* _Request_:
Below is a block of records; repeat each one exactly.
━━ Supplied material ━━
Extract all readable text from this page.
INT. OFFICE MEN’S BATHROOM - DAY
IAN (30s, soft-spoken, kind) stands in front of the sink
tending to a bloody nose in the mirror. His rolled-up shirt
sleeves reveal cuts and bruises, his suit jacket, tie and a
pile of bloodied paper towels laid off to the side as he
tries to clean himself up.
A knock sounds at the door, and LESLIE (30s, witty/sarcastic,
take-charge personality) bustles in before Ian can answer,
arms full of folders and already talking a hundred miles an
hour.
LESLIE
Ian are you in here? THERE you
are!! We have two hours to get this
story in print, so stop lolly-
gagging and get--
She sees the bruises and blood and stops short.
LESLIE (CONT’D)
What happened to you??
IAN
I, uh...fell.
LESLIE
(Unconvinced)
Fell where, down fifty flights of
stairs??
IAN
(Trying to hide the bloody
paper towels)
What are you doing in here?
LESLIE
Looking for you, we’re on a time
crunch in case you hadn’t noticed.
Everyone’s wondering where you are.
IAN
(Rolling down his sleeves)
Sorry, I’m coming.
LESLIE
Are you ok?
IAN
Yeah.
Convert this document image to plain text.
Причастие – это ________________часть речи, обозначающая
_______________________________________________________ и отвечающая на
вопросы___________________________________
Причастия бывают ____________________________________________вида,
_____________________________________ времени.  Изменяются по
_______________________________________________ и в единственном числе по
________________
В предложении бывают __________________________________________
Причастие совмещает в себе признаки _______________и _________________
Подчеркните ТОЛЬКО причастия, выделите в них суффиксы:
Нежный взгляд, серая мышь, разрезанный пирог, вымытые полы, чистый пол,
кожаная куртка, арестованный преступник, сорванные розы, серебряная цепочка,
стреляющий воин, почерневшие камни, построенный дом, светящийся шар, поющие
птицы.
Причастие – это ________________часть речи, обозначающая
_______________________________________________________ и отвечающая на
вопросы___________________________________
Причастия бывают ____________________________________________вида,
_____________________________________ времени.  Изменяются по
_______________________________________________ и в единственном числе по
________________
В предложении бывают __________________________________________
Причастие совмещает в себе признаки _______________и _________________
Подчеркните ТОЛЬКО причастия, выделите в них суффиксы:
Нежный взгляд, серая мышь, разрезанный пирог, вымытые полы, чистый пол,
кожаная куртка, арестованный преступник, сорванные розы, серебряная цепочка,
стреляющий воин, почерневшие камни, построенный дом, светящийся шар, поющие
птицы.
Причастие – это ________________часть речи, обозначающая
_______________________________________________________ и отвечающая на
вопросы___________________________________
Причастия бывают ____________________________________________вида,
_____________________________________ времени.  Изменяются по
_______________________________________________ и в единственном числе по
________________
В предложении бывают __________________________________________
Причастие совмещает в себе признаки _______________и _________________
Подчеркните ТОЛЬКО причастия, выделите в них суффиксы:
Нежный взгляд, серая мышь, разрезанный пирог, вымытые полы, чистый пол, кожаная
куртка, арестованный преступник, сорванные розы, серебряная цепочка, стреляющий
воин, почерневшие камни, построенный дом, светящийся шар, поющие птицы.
━━━
* _Correct response_:
Extract all readable text from this page.
INT. OFFICE MEN’S BATHROOM - DAY
IAN (30s, soft-spoken, kind) stands in front of the sink
tending to a bloody nose in the mirror. His rolled-up shirt
sleeves reveal cuts and bruises, his suit jacket, tie and a
pile of bloodied paper towels laid off to the side as he
tries to clean himself up.
A knock sounds at the door, and LESLIE (30s, witty/sarcastic,
take-charge personality) bustles in before Ian can answer,
arms full of folders and already talking a hundred miles an
hour.
LESLIE
Ian are you in here? THERE you
are!! We have two hours to get this
story in print, so stop lolly-
gagging and get--
She sees the bruises and blood and stops short.
LESLIE (CONT’D)
What happened to you??
IAN
I, uh...fell.
LESLIE
(Unconvinced)
Fell where, down fifty flights of
stairs??
IAN
(Trying to hide the bloody
paper towels)
What are you doing in here?
LESLIE
Looking for you, we’re on a time
crunch in case you hadn’t noticed.
Everyone’s wondering where you are.
IAN
(Rolling down his sleeves)
Sorry, I’m coming.
LESLIE
Are you ok?
IAN
Yeah.
Convert this document image to plain text.
Причастие – это ________________часть речи, обозначающая
_______________________________________________________ и отвечающая на
вопросы___________________________________
Причастия бывают ____________________________________________вида,
_____________________________________ времени.  Изменяются по
_______________________________________________ и в единственном числе по
________________
В предложении бывают __________________________________________
Причастие совмещает в себе признаки _______________и _________________
Подчеркните ТОЛЬКО причастия, выделите в них суффиксы:
Нежный взгляд, серая мышь, разрезанный пирог, вымытые полы, чистый пол,
кожаная куртка, арестованный преступник, сорванные розы, серебряная цепочка,
стреляющий воин, почерневшие камни, построенный дом, светящийся шар, поющие
птицы.
Причастие – это ________________часть речи, обозначающая
_______________________________________________________ и отвечающая на
вопросы___________________________________
Причастия бывают ____________________________________________вида,
_____________________________________ времени.  Изменяются по
_______________________________________________ и в единственном числе по
________________
В предложении бывают __________________________________________
Причастие совмещает в себе признаки _______________и _________________
Подчеркните ТОЛЬКО причастия, выделите в них суффиксы:
Нежный взгляд, серая мышь, разрезанный пирог, вымытые полы, чистый пол,
кожаная куртка, арестованный преступник, сорванные розы, серебряная цепочка,
стреляющий воин, почерневшие камни, построенный дом, светящийся шар, поющие
птицы.
Причастие – это ________________часть речи, обозначающая
_______________________________________________________ и отвечающая на
вопросы___________________________________
Причастия бывают ____________________________________________вида,
_____________________________________ времени.  Изменяются по
_______________________________________________ и в единственном числе по
________________
В предложении бывают __________________________________________
Причастие совмещает в себе признаки _______________и _________________
Подчеркните ТОЛЬКО причастия, выделите в них суффиксы:
Нежный взгляд, серая мышь, разрезанный пирог, вымытые полы, чистый пол, кожаная
куртка, арестованный преступник, сорванные розы, серебряная цепочка, стреляющий
воин, почерневшие камни, построенный дом, светящийся шар, поющие птицы.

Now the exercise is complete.